## [DIRECTIONS]
Rewrite the lines below as a numbered list, without blank lines. Begin at the very first line and stop after the line that contains "intro-emphasis: a third", including both of those lines.

## [SUPPLIED ENTRIES]
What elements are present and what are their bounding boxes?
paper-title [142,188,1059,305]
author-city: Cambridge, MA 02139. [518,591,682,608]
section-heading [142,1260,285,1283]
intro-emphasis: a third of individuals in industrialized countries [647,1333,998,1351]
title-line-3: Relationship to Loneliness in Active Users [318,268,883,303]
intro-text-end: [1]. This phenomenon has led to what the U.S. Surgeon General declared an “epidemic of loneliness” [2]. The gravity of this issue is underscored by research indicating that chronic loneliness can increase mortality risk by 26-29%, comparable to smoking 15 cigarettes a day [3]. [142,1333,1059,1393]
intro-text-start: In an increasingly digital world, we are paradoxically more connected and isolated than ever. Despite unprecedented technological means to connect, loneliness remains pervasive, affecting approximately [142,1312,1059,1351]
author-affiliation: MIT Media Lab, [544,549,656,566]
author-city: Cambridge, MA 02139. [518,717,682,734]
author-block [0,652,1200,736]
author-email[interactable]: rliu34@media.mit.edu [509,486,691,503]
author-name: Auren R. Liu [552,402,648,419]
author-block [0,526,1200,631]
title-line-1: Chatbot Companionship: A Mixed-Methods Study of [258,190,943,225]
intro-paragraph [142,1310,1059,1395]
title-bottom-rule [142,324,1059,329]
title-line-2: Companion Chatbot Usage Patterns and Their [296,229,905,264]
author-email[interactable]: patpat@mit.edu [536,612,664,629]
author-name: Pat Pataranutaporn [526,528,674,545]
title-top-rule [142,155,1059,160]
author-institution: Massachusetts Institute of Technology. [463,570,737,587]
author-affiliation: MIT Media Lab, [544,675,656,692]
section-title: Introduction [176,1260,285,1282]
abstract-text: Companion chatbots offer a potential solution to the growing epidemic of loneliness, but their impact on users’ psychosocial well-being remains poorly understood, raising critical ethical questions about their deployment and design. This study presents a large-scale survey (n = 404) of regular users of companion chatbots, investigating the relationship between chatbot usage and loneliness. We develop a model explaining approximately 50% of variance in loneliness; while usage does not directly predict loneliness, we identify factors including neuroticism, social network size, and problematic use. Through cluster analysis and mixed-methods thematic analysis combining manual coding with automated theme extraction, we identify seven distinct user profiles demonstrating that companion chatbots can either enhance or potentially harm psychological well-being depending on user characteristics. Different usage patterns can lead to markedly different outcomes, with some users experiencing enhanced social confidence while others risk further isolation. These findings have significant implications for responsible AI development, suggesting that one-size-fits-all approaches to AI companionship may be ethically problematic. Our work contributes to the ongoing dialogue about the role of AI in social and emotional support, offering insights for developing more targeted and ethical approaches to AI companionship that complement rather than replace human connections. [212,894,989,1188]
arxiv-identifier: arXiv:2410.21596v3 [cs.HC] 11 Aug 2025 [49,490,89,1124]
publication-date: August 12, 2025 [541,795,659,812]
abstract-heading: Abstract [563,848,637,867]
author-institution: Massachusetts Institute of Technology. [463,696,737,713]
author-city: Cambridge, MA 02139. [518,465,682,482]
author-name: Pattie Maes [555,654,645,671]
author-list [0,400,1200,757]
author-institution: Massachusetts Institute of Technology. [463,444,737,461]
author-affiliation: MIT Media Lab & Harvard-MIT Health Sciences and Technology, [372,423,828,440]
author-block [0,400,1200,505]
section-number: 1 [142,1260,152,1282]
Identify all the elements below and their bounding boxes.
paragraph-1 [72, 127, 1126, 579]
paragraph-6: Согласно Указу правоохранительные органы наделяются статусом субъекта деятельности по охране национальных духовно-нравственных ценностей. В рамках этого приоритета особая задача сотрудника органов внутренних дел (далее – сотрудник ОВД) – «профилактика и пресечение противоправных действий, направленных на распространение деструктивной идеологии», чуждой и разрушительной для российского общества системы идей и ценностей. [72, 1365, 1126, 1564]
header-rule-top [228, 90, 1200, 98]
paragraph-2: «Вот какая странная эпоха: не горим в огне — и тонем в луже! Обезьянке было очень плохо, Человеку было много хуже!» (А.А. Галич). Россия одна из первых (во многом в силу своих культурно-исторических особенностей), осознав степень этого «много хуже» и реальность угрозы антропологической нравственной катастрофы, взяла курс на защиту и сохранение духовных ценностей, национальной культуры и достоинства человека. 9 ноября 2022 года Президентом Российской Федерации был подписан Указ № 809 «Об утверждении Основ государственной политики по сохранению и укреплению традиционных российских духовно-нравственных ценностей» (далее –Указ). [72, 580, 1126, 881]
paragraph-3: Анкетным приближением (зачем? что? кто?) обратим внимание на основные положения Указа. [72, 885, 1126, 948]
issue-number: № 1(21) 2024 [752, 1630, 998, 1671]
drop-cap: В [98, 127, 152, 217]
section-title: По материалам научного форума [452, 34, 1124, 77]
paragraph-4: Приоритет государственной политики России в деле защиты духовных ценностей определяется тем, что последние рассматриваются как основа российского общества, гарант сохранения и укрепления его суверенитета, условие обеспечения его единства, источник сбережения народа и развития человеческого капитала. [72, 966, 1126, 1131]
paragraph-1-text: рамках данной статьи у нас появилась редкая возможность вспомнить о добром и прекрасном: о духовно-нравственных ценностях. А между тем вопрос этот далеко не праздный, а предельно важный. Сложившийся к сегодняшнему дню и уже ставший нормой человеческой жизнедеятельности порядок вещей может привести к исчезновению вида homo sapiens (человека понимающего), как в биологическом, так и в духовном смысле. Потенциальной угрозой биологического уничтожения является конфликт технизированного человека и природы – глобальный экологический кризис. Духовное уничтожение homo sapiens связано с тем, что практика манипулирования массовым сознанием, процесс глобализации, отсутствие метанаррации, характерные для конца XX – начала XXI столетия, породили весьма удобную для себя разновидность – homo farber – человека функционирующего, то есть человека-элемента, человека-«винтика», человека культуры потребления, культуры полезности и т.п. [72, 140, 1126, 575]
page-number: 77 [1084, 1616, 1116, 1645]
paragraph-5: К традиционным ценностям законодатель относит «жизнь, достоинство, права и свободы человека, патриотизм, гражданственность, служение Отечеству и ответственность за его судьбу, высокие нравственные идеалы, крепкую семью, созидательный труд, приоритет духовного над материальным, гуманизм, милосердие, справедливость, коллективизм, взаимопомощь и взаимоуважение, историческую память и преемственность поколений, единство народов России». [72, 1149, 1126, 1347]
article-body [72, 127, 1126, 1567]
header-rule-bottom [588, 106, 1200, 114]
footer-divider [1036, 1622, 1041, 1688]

## [WRITTEN REPLY]
1. What elements are present and what are their bounding boxes?
2. paper-title [142,188,1059,305]
3. author-city: Cambridge, MA 02139. [518,591,682,608]
4. section-heading [142,1260,285,1283]
5. intro-emphasis: a third of individuals in industrialized countries [647,1333,998,1351]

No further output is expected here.